• [Sayfa metni]
____

Sudan Direniş Komiteleri’nden sözleşme önerisi

Öneri, ‘devriminin güçlerini birleştirmek’ amacıyla yapıldı.

Hartum önceki gün gösterirle sahne oldu. (AFP)
Hartum önceki gün gösterirle sahne oldu. (AFP)
TT

Sudan Direniş Komiteleri’nden sözleşme önerisi

Hartum önceki gün gösterirle sahne oldu. (AFP)
Hartum önceki gün gösterirle sahne oldu. (AFP)

Sudan Direniş Komiteleri (halk hareketlerinin yönettiği örgütler) güçlerini birleştirmek için ‘Halk Yönetimini Kurma Sözleşmesi’ adı verdikleri bir öneri sundu. Devrimci güçlerle birleşmeyi amaçlayan bu öneri, askeri otoritenin yasallaştırılmasına karşı durmayı, ordu ve güvenlik kurumlarını yeniden yapılandırmayı ve reformist bir sivil devlet kurmayı hedefliyor.
Direniş Komiteleri sözcüleri dün Hartum'da düzenlenen basın toplantısında, sözleşmenin, ‘askeri darbelere’ ve bunların Sudan’daki siyasi sahneyi şekillendirmede oynadığı role son vermeyi amaçladığını belirterek, ‘darbelerin, demokratik bir ulusal devletin kurulmasını engellediğini’ vurguladılar.
Şarku’l Avsat’ın bir nüshasını edindiği sözleşme 25 Ekim askeri darbesinin devrilmesini, darbeye dahil olanların hem sivil hem de askeri olarak hesap vermesini, anayasal belgenin kaldırılmasını ve Nisan 2019 tarihinden itibaren imzalanan 11 anlaşma ve kararnamelerin gözden geçirilmesini hedefliyor. Sözleme ile ayrıca darbecilerle doğrudan veya dolaylı müzakereler yapılması yönündeki çağrılara da karşı çıkılıyor.
Direniş komiteleri değişim görevlerinin iki yıllık bir süre içinde yerine getirilmesine katkı sağlayacak şekilde, yönetim yapılarının ve devrimin hedeflerinin belirleneceği bir geçiş anayasasının hazırlanmasını önerdi. Sözleşme aynı zamanda imzacı güçler arasındaki fikir birliği ile bağımsız, geçici bir başbakanın atanmasını da kapsıyor.

____

• [Yapılacak görevler]
• 1. Sözleşme önerisi haberinde "Şarku’l Avsat’ın bir" ile başlayıp "atanmasını da kapsıyor." ile biten bölümü, "iki yıllık" yerine "üç yıllık" koyarak değiştir ve yeniden yaz.
• 2. Sözleşme önerisi haberinde "Şarku’l Avsat’ın bir nüshasını edindiği" diye başlayan cümlede sözleşmenin hedeflediği söylenen şeylerin tamamını sırasıyla listele.
Veriler bu işte hiçbir rol oynamaz.

• [Sağlanan veriler]
____

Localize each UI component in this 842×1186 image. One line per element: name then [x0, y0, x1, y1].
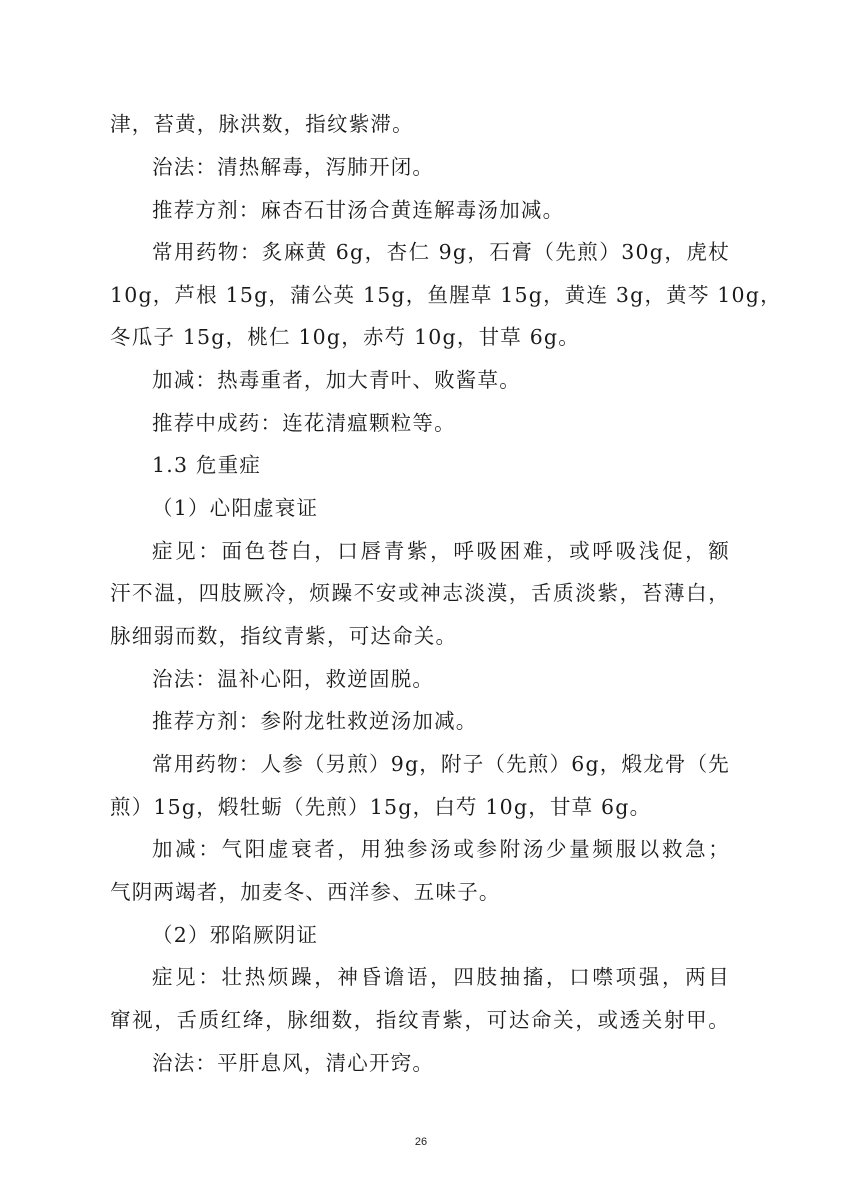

____

• [Eksiksiz cevaplar]
• 1.
Şarku’l Avsat’ın bir nüshasını edindiği sözleşme 25 Ekim askeri darbesinin devrilmesini, darbeye dahil olanların hem sivil hem de askeri olarak hesap vermesini, anayasal belgenin kaldırılmasını ve Nisan 2019 tarihinden itibaren imzalanan 11 anlaşma ve kararnamelerin gözden geçirilmesini hedefliyor. Sözleme ile ayrıca darbecilerle doğrudan veya dolaylı müzakereler yapılması yönündeki çağrılara da karşı çıkılıyor.
Direniş komiteleri değişim görevlerinin üç yıllık bir süre içinde yerine getirilmesine katkı sağlayacak şekilde, yönetim yapılarının ve devrimin hedeflerinin belirleneceği bir geçiş anayasasının hazırlanmasını önerdi. Sözleşme aynı zamanda imzacı güçler arasındaki fikir birliği ile bağımsız, geçici bir başbakanın atanmasını da kapsıyor.

• 2.
- 25 Ekim askeri darbesinin devrilmesi
- Darbeye dahil olanların hem sivil hem de askeri olarak hesap vermesi
- Anayasal belgenin kaldırılması
- Nisan 2019 tarihinden itibaren imzalanan 11 anlaşma ve kararnamenin gözden geçirilmesi